*Task instructions*
Repeat the data below exactly, dropping any pictures it holds.

*Stored rows*
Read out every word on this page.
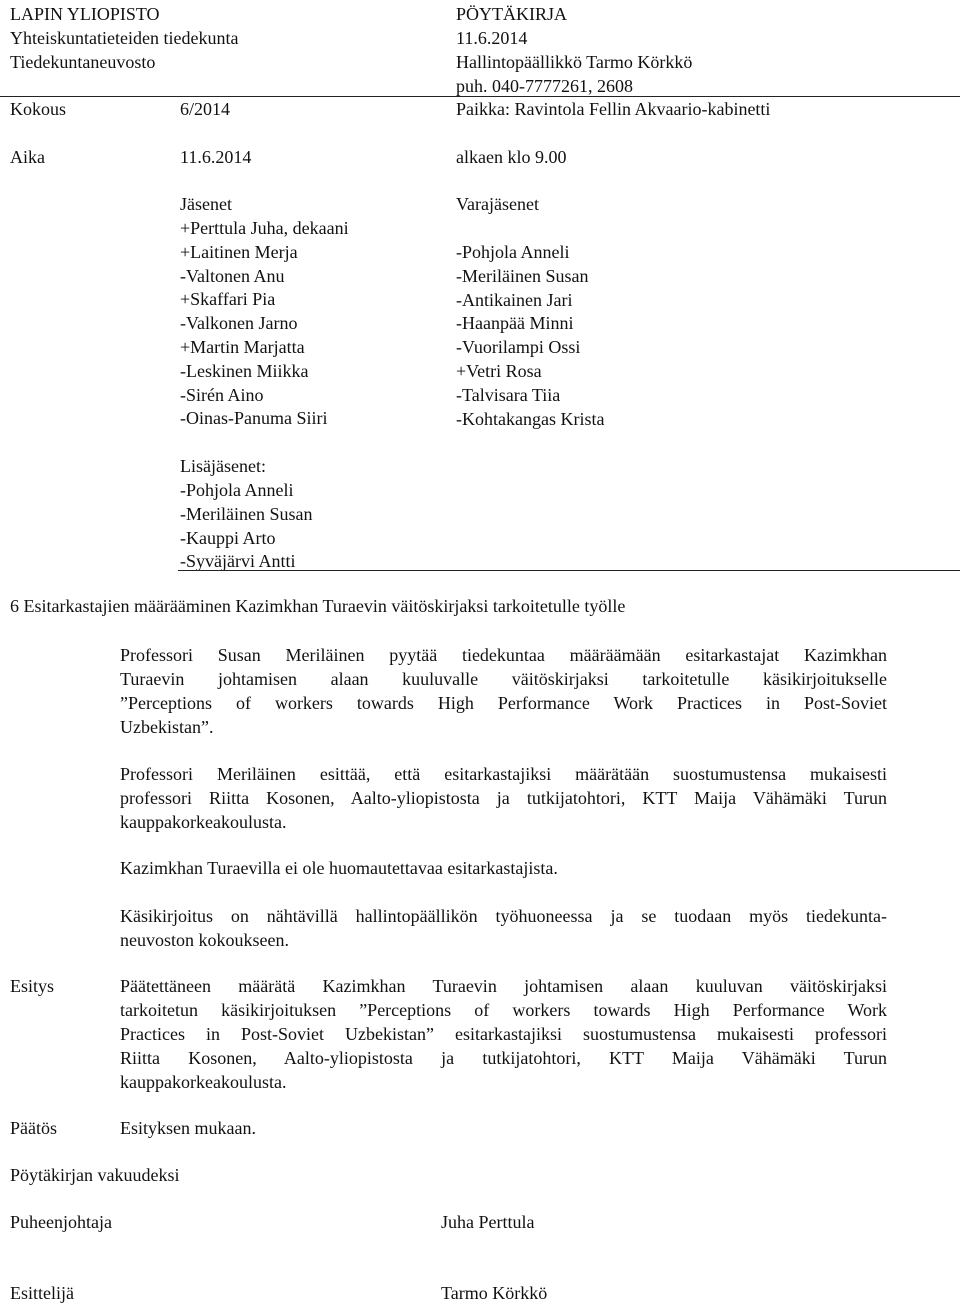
LAPIN YLIOPISTO
Yhteiskuntatieteiden tiedekunta
Tiedekuntaneuvosto
PÖYTÄKIRJA
11.6.2014
Hallintopäällikkö Tarmo Körkkö
puh. 040-7777261, 2608
Kokous	6/2014	Paikka: Ravintola Fellin Akvaario-kabinetti
Aika	11.6.2014	alkaen klo 9.00
Jäsenet
+Perttula Juha, dekaani
+Laitinen Merja
-Valtonen Anu
+Skaffari Pia
-Valkonen Jarno
+Martin Marjatta
-Leskinen Miikka
-Sirén Aino
-Oinas-Panuma Siiri
Varajäsenet
-Pohjola Anneli
-Meriläinen Susan
-Antikainen Jari
-Haanpää Minni
-Vuorilampi Ossi
+Vetri Rosa
-Talvisara Tiia
-Kohtakangas Krista
Lisäjäsenet:
-Pohjola Anneli
-Meriläinen Susan
-Kauppi Arto
-Syväjärvi Antti
6 Esitarkastajien määrääminen Kazimkhan Turaevin väitöskirjaksi tarkoitetulle työlle
Professori Susan Meriläinen pyytää tiedekuntaa määräämään esitarkastajat Kazimkhan
Turaevin johtamisen alaan kuuluvalle väitöskirjaksi tarkoitetulle käsikirjoitukselle
”Perceptions of workers towards High Performance Work Practices in Post-Soviet
Uzbekistan”.
Professori Meriläinen esittää, että esitarkastajiksi määrätään suostumustensa mukaisesti
professori Riitta Kosonen, Aalto-yliopistosta ja tutkijatohtori, KTT Maija Vähämäki Turun
kauppakorkeakoulusta.
Kazimkhan Turaevilla ei ole huomautettavaa esitarkastajista.
Käsikirjoitus on nähtävillä hallintopäällikön työhuoneessa ja se tuodaan myös tiedekunta-
neuvoston kokoukseen.
Esitys	Päätettäneen määrätä Kazimkhan Turaevin johtamisen alaan kuuluvan väitöskirjaksi
tarkoitetun käsikirjoituksen ”Perceptions of workers towards High Performance Work
Practices in Post-Soviet Uzbekistan” esitarkastajiksi suostumustensa mukaisesti professori
Riitta Kosonen, Aalto-yliopistosta ja tutkijatohtori, KTT Maija Vähämäki Turun
kauppakorkeakoulusta.
Päätös	Esityksen mukaan.
Pöytäkirjan vakuudeksi
Puheenjohtaja	Juha Perttula
Esittelijä	Tarmo Körkkö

*Task solution*
Read out every word on this page.
LAPIN YLIOPISTO
Yhteiskuntatieteiden tiedekunta
Tiedekuntaneuvosto
PÖYTÄKIRJA
11.6.2014
Hallintopäällikkö Tarmo Körkkö
puh. 040-7777261, 2608
Kokous	6/2014	Paikka: Ravintola Fellin Akvaario-kabinetti
Aika	11.6.2014	alkaen klo 9.00
Jäsenet
+Perttula Juha, dekaani
+Laitinen Merja
-Valtonen Anu
+Skaffari Pia
-Valkonen Jarno
+Martin Marjatta
-Leskinen Miikka
-Sirén Aino
-Oinas-Panuma Siiri
Varajäsenet
-Pohjola Anneli
-Meriläinen Susan
-Antikainen Jari
-Haanpää Minni
-Vuorilampi Ossi
+Vetri Rosa
-Talvisara Tiia
-Kohtakangas Krista
Lisäjäsenet:
-Pohjola Anneli
-Meriläinen Susan
-Kauppi Arto
-Syväjärvi Antti
6 Esitarkastajien määrääminen Kazimkhan Turaevin väitöskirjaksi tarkoitetulle työlle
Professori Susan Meriläinen pyytää tiedekuntaa määräämään esitarkastajat Kazimkhan
Turaevin johtamisen alaan kuuluvalle väitöskirjaksi tarkoitetulle käsikirjoitukselle
”Perceptions of workers towards High Performance Work Practices in Post-Soviet
Uzbekistan”.
Professori Meriläinen esittää, että esitarkastajiksi määrätään suostumustensa mukaisesti
professori Riitta Kosonen, Aalto-yliopistosta ja tutkijatohtori, KTT Maija Vähämäki Turun
kauppakorkeakoulusta.
Kazimkhan Turaevilla ei ole huomautettavaa esitarkastajista.
Käsikirjoitus on nähtävillä hallintopäällikön työhuoneessa ja se tuodaan myös tiedekunta-
neuvoston kokoukseen.
Esitys	Päätettäneen määrätä Kazimkhan Turaevin johtamisen alaan kuuluvan väitöskirjaksi
tarkoitetun käsikirjoituksen ”Perceptions of workers towards High Performance Work
Practices in Post-Soviet Uzbekistan” esitarkastajiksi suostumustensa mukaisesti professori
Riitta Kosonen, Aalto-yliopistosta ja tutkijatohtori, KTT Maija Vähämäki Turun
kauppakorkeakoulusta.
Päätös	Esityksen mukaan.
Pöytäkirjan vakuudeksi
Puheenjohtaja	Juha Perttula
Esittelijä	Tarmo Körkkö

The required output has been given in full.